> Written problem:
Write out the entire listing below exactly as it appears, minus any pictures.

> Recorded information:
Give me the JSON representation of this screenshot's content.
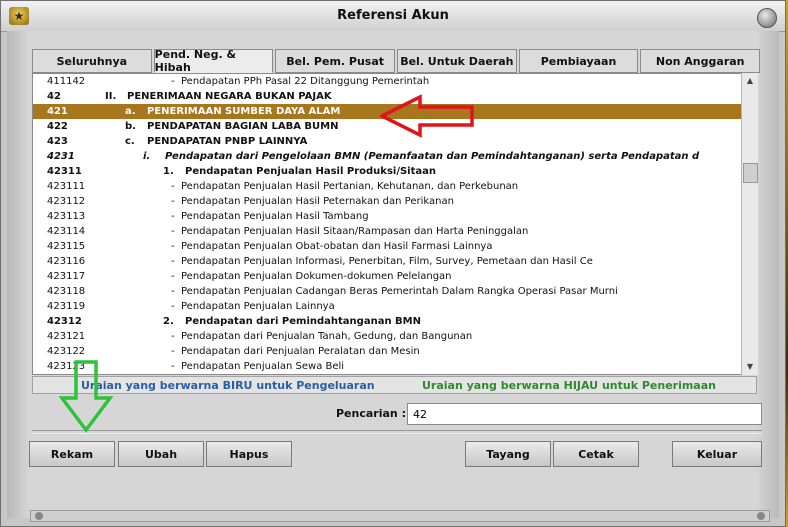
{
  "window": {
    "title": "Referensi Akun"
  },
  "icons": {
    "app": "treasury-emblem-icon",
    "close": "close-icon"
  },
  "tabs": [
    {
      "label": "Seluruhnya",
      "name": "tab-seluruhnya"
    },
    {
      "label": "Pend. Neg. & Hibah",
      "name": "tab-pend-neg-hibah",
      "active": true
    },
    {
      "label": "Bel. Pem. Pusat",
      "name": "tab-bel-pem-pusat"
    },
    {
      "label": "Bel. Untuk Daerah",
      "name": "tab-bel-untuk-daerah"
    },
    {
      "label": "Pembiayaan",
      "name": "tab-pembiayaan"
    },
    {
      "label": "Non Anggaran",
      "name": "tab-non-anggaran"
    }
  ],
  "rows": [
    {
      "code": "411142",
      "marker": "-",
      "text": "Pendapatan PPh Pasal 22 Ditanggung Pemerintah",
      "level": 4
    },
    {
      "code": "42",
      "marker": "II.",
      "text": "PENERIMAAN NEGARA BUKAN PAJAK",
      "level": 1,
      "bold": true
    },
    {
      "code": "421",
      "marker": "a.",
      "text": "PENERIMAAN SUMBER DAYA ALAM",
      "level": 2,
      "bold": true,
      "selected": true
    },
    {
      "code": "422",
      "marker": "b.",
      "text": "PENDAPATAN BAGIAN LABA BUMN",
      "level": 2,
      "bold": true
    },
    {
      "code": "423",
      "marker": "c.",
      "text": "PENDAPATAN PNBP LAINNYA",
      "level": 2,
      "bold": true
    },
    {
      "code": "4231",
      "marker": "i.",
      "text": "Pendapatan dari Pengelolaan BMN (Pemanfaatan dan Pemindahtanganan) serta Pendapatan d",
      "level": 3,
      "bold": true,
      "italic": true
    },
    {
      "code": "42311",
      "marker": "1.",
      "text": "Pendapatan Penjualan Hasil Produksi/Sitaan",
      "level": 3.5,
      "bold": true
    },
    {
      "code": "423111",
      "marker": "-",
      "text": "Pendapatan Penjualan Hasil Pertanian, Kehutanan, dan Perkebunan",
      "level": 4
    },
    {
      "code": "423112",
      "marker": "-",
      "text": "Pendapatan Penjualan Hasil Peternakan dan Perikanan",
      "level": 4
    },
    {
      "code": "423113",
      "marker": "-",
      "text": "Pendapatan Penjualan Hasil Tambang",
      "level": 4
    },
    {
      "code": "423114",
      "marker": "-",
      "text": "Pendapatan Penjualan Hasil Sitaan/Rampasan dan Harta Peninggalan",
      "level": 4
    },
    {
      "code": "423115",
      "marker": "-",
      "text": "Pendapatan Penjualan Obat-obatan dan Hasil Farmasi Lainnya",
      "level": 4
    },
    {
      "code": "423116",
      "marker": "-",
      "text": "Pendapatan Penjualan Informasi, Penerbitan, Film, Survey, Pemetaan dan Hasil Ce",
      "level": 4
    },
    {
      "code": "423117",
      "marker": "-",
      "text": "Pendapatan Penjualan Dokumen-dokumen Pelelangan",
      "level": 4
    },
    {
      "code": "423118",
      "marker": "-",
      "text": "Pendapatan Penjualan Cadangan Beras Pemerintah Dalam Rangka Operasi Pasar Murni",
      "level": 4
    },
    {
      "code": "423119",
      "marker": "-",
      "text": "Pendapatan Penjualan Lainnya",
      "level": 4
    },
    {
      "code": "42312",
      "marker": "2.",
      "text": "Pendapatan dari Pemindahtanganan BMN",
      "level": 3.5,
      "bold": true
    },
    {
      "code": "423121",
      "marker": "-",
      "text": "Pendapatan dari Penjualan Tanah, Gedung, dan Bangunan",
      "level": 4
    },
    {
      "code": "423122",
      "marker": "-",
      "text": "Pendapatan dari Penjualan Peralatan dan Mesin",
      "level": 4
    },
    {
      "code": "423123",
      "marker": "-",
      "text": "Pendapatan Penjualan Sewa Beli",
      "level": 4
    }
  ],
  "legend": {
    "blue": "Uraian yang berwarna BIRU untuk Pengeluaran",
    "green": "Uraian yang berwarna HIJAU untuk Penerimaan"
  },
  "search": {
    "label": "Pencarian :",
    "value": "42"
  },
  "buttons": {
    "rekam": "Rekam",
    "ubah": "Ubah",
    "hapus": "Hapus",
    "tayang": "Tayang",
    "cetak": "Cetak",
    "keluar": "Keluar"
  },
  "colors": {
    "selected_row": "#a8761c",
    "legend_blue": "#2a5ea8",
    "legend_green": "#2f8a2f",
    "annotation_red": "#e0141a",
    "annotation_green": "#2ec23a"
  }
}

> Exercise solution:
Give me the JSON representation of this screenshot's content.
{
  "window": {
    "title": "Referensi Akun"
  },
  "icons": {
    "app": "treasury-emblem-icon",
    "close": "close-icon"
  },
  "tabs": [
    {
      "label": "Seluruhnya",
      "name": "tab-seluruhnya"
    },
    {
      "label": "Pend. Neg. & Hibah",
      "name": "tab-pend-neg-hibah",
      "active": true
    },
    {
      "label": "Bel. Pem. Pusat",
      "name": "tab-bel-pem-pusat"
    },
    {
      "label": "Bel. Untuk Daerah",
      "name": "tab-bel-untuk-daerah"
    },
    {
      "label": "Pembiayaan",
      "name": "tab-pembiayaan"
    },
    {
      "label": "Non Anggaran",
      "name": "tab-non-anggaran"
    }
  ],
  "rows": [
    {
      "code": "411142",
      "marker": "-",
      "text": "Pendapatan PPh Pasal 22 Ditanggung Pemerintah",
      "level": 4
    },
    {
      "code": "42",
      "marker": "II.",
      "text": "PENERIMAAN NEGARA BUKAN PAJAK",
      "level": 1,
      "bold": true
    },
    {
      "code": "421",
      "marker": "a.",
      "text": "PENERIMAAN SUMBER DAYA ALAM",
      "level": 2,
      "bold": true,
      "selected": true
    },
    {
      "code": "422",
      "marker": "b.",
      "text": "PENDAPATAN BAGIAN LABA BUMN",
      "level": 2,
      "bold": true
    },
    {
      "code": "423",
      "marker": "c.",
      "text": "PENDAPATAN PNBP LAINNYA",
      "level": 2,
      "bold": true
    },
    {
      "code": "4231",
      "marker": "i.",
      "text": "Pendapatan dari Pengelolaan BMN (Pemanfaatan dan Pemindahtanganan) serta Pendapatan d",
      "level": 3,
      "bold": true,
      "italic": true
    },
    {
      "code": "42311",
      "marker": "1.",
      "text": "Pendapatan Penjualan Hasil Produksi/Sitaan",
      "level": 3.5,
      "bold": true
    },
    {
      "code": "423111",
      "marker": "-",
      "text": "Pendapatan Penjualan Hasil Pertanian, Kehutanan, dan Perkebunan",
      "level": 4
    },
    {
      "code": "423112",
      "marker": "-",
      "text": "Pendapatan Penjualan Hasil Peternakan dan Perikanan",
      "level": 4
    },
    {
      "code": "423113",
      "marker": "-",
      "text": "Pendapatan Penjualan Hasil Tambang",
      "level": 4
    },
    {
      "code": "423114",
      "marker": "-",
      "text": "Pendapatan Penjualan Hasil Sitaan/Rampasan dan Harta Peninggalan",
      "level": 4
    },
    {
      "code": "423115",
      "marker": "-",
      "text": "Pendapatan Penjualan Obat-obatan dan Hasil Farmasi Lainnya",
      "level": 4
    },
    {
      "code": "423116",
      "marker": "-",
      "text": "Pendapatan Penjualan Informasi, Penerbitan, Film, Survey, Pemetaan dan Hasil Ce",
      "level": 4
    },
    {
      "code": "423117",
      "marker": "-",
      "text": "Pendapatan Penjualan Dokumen-dokumen Pelelangan",
      "level": 4
    },
    {
      "code": "423118",
      "marker": "-",
      "text": "Pendapatan Penjualan Cadangan Beras Pemerintah Dalam Rangka Operasi Pasar Murni",
      "level": 4
    },
    {
      "code": "423119",
      "marker": "-",
      "text": "Pendapatan Penjualan Lainnya",
      "level": 4
    },
    {
      "code": "42312",
      "marker": "2.",
      "text": "Pendapatan dari Pemindahtanganan BMN",
      "level": 3.5,
      "bold": true
    },
    {
      "code": "423121",
      "marker": "-",
      "text": "Pendapatan dari Penjualan Tanah, Gedung, dan Bangunan",
      "level": 4
    },
    {
      "code": "423122",
      "marker": "-",
      "text": "Pendapatan dari Penjualan Peralatan dan Mesin",
      "level": 4
    },
    {
      "code": "423123",
      "marker": "-",
      "text": "Pendapatan Penjualan Sewa Beli",
      "level": 4
    }
  ],
  "legend": {
    "blue": "Uraian yang berwarna BIRU untuk Pengeluaran",
    "green": "Uraian yang berwarna HIJAU untuk Penerimaan"
  },
  "search": {
    "label": "Pencarian :",
    "value": "42"
  },
  "buttons": {
    "rekam": "Rekam",
    "ubah": "Ubah",
    "hapus": "Hapus",
    "tayang": "Tayang",
    "cetak": "Cetak",
    "keluar": "Keluar"
  },
  "colors": {
    "selected_row": "#a8761c",
    "legend_blue": "#2a5ea8",
    "legend_green": "#2f8a2f",
    "annotation_red": "#e0141a",
    "annotation_green": "#2ec23a"
  }
}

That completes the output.